■ **Exercise brief**: Extract each line holding the word "العظمى" from the entries.
-- BEGIN Extracted data --
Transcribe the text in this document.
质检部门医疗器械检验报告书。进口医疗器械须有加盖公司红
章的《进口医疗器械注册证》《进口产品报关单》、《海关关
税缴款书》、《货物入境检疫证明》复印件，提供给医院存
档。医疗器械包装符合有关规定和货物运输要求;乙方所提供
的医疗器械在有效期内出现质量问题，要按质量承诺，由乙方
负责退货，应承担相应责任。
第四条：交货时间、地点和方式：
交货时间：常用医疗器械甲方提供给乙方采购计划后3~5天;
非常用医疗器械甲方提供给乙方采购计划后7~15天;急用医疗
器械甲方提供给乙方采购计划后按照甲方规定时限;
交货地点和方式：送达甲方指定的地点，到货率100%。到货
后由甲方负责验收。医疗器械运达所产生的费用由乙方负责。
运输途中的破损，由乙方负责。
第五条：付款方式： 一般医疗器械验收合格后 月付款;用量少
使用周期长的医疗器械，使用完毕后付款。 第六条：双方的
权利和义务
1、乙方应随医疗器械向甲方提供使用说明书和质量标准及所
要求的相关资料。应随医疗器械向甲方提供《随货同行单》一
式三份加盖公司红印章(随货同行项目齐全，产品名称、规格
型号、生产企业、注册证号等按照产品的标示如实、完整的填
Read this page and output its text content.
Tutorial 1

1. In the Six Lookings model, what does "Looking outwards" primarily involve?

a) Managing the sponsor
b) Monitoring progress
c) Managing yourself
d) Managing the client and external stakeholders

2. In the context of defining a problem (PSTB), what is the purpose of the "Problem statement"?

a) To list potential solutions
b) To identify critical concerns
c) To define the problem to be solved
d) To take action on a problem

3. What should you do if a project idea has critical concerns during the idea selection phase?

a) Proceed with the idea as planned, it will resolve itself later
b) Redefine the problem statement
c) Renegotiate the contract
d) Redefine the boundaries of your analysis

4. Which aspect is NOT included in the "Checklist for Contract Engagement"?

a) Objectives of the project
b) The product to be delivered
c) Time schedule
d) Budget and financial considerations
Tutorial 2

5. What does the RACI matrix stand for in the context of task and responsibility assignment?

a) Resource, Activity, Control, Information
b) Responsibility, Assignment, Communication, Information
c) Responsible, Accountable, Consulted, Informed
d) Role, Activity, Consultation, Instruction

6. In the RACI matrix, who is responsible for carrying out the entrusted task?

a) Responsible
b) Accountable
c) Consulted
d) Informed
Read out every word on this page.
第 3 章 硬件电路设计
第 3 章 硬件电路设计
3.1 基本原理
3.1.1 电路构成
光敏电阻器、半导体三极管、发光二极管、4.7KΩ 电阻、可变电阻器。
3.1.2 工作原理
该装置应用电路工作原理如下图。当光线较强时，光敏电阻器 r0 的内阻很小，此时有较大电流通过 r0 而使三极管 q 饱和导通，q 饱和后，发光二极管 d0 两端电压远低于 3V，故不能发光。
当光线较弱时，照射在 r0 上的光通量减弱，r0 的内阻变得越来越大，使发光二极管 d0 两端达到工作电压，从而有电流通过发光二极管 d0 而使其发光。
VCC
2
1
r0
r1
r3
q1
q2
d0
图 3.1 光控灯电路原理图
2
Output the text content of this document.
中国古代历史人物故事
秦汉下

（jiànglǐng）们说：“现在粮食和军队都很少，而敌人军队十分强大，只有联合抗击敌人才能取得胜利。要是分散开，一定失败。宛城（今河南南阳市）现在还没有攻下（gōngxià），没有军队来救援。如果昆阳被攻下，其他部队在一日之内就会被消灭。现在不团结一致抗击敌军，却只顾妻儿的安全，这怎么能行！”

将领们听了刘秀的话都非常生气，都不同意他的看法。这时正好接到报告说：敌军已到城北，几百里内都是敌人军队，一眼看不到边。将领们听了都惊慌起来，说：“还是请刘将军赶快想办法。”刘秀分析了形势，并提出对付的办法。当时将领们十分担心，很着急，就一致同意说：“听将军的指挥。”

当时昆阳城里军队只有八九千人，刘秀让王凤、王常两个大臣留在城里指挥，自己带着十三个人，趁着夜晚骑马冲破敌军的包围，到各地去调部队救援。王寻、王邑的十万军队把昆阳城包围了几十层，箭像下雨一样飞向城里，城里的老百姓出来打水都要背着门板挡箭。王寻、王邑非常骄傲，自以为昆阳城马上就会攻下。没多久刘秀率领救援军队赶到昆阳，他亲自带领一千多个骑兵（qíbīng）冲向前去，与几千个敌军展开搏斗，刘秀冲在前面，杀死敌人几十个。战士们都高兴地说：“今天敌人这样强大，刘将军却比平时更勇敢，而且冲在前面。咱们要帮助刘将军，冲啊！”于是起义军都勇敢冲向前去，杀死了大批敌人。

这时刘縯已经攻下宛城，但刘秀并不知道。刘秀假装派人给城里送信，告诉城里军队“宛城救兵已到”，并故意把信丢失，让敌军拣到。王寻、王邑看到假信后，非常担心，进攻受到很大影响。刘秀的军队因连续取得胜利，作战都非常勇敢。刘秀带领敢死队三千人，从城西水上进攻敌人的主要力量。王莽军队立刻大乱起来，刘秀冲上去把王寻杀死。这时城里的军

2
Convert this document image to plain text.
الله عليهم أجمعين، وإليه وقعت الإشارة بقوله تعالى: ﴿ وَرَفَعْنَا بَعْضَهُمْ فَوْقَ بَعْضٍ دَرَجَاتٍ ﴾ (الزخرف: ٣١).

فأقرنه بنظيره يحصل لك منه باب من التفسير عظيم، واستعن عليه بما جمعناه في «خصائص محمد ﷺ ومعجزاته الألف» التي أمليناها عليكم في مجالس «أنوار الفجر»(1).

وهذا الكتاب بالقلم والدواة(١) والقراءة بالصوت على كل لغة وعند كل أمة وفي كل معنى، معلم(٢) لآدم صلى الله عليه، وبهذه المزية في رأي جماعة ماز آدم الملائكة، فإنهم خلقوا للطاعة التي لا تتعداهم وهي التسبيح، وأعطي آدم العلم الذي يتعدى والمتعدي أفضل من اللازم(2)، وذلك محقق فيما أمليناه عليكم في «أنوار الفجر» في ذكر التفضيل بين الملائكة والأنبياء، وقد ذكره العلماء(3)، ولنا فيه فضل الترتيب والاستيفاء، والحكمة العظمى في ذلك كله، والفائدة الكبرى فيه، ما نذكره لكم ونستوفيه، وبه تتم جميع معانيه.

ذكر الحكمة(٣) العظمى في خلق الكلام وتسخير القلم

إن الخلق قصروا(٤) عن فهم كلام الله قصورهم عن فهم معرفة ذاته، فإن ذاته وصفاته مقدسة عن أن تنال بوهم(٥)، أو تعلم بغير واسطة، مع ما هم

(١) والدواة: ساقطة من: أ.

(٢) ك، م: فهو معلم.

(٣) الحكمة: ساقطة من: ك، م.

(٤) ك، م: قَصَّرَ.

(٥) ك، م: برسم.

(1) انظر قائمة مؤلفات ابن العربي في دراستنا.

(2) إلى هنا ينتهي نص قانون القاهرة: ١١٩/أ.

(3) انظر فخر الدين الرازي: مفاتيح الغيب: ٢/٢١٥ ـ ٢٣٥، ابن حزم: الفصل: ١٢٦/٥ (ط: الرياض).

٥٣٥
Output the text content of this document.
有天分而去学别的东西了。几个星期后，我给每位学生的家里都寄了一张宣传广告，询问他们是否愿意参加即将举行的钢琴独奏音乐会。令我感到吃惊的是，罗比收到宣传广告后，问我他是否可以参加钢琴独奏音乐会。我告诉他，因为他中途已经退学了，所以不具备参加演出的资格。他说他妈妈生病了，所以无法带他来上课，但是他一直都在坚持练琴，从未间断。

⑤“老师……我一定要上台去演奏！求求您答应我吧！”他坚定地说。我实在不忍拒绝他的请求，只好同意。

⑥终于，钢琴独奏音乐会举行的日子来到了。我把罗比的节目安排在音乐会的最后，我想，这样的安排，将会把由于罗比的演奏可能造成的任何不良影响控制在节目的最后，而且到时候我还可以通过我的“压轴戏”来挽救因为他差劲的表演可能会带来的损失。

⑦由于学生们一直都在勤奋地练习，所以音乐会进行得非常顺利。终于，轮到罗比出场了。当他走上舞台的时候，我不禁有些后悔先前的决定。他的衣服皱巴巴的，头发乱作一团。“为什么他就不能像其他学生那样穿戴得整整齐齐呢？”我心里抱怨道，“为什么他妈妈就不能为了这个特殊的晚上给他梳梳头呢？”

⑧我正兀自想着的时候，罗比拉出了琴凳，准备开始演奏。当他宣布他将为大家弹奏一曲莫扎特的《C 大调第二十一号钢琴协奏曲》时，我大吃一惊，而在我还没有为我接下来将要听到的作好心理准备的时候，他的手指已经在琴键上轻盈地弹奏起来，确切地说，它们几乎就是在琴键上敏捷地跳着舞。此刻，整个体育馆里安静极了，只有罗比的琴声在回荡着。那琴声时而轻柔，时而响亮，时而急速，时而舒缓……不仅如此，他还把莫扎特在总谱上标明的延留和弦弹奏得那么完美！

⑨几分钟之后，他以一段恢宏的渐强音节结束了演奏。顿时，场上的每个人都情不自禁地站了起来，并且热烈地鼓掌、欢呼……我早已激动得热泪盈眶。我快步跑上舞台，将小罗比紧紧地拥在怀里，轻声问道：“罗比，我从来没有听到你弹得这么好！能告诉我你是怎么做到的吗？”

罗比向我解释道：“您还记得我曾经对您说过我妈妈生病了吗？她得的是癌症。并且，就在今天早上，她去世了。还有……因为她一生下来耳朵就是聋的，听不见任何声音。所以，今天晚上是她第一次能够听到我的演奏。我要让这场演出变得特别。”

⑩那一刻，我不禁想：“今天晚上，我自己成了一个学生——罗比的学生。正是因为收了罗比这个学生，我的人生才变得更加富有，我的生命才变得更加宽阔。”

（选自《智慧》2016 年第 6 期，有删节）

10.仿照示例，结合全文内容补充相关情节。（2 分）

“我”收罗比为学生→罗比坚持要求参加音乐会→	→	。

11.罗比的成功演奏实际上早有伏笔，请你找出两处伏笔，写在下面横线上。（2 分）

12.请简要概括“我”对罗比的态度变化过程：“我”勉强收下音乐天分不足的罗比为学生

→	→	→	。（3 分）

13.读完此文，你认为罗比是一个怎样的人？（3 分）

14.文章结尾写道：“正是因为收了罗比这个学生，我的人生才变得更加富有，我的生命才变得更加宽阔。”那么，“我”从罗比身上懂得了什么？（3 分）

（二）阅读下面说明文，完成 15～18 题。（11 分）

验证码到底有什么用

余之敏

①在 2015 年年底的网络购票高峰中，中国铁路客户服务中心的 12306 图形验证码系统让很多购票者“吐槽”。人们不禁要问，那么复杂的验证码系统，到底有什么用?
-- END Extracted data --
■ **Completed task**:
وهذا الكتاب بالقلم والدواة(١) والقراءة بالصوت على كل لغة وعند كل أمة وفي كل معنى، معلم(٢) لآدم صلى الله عليه، وبهذه المزية في رأي جماعة ماز آدم الملائكة، فإنهم خلقوا للطاعة التي لا تتعداهم وهي التسبيح، وأعطي آدم العلم الذي يتعدى والمتعدي أفضل من اللازم(2)، وذلك محقق فيما أمليناه عليكم في «أنوار الفجر» في ذكر التفضيل بين الملائكة والأنبياء، وقد ذكره العلماء(3)، ولنا فيه فضل الترتيب والاستيفاء، والحكمة العظمى في ذلك كله، والفائدة الكبرى فيه، ما نذكره لكم ونستوفيه، وبه تتم جميع معانيه.
ذكر الحكمة(٣) العظمى في خلق الكلام وتسخير القلم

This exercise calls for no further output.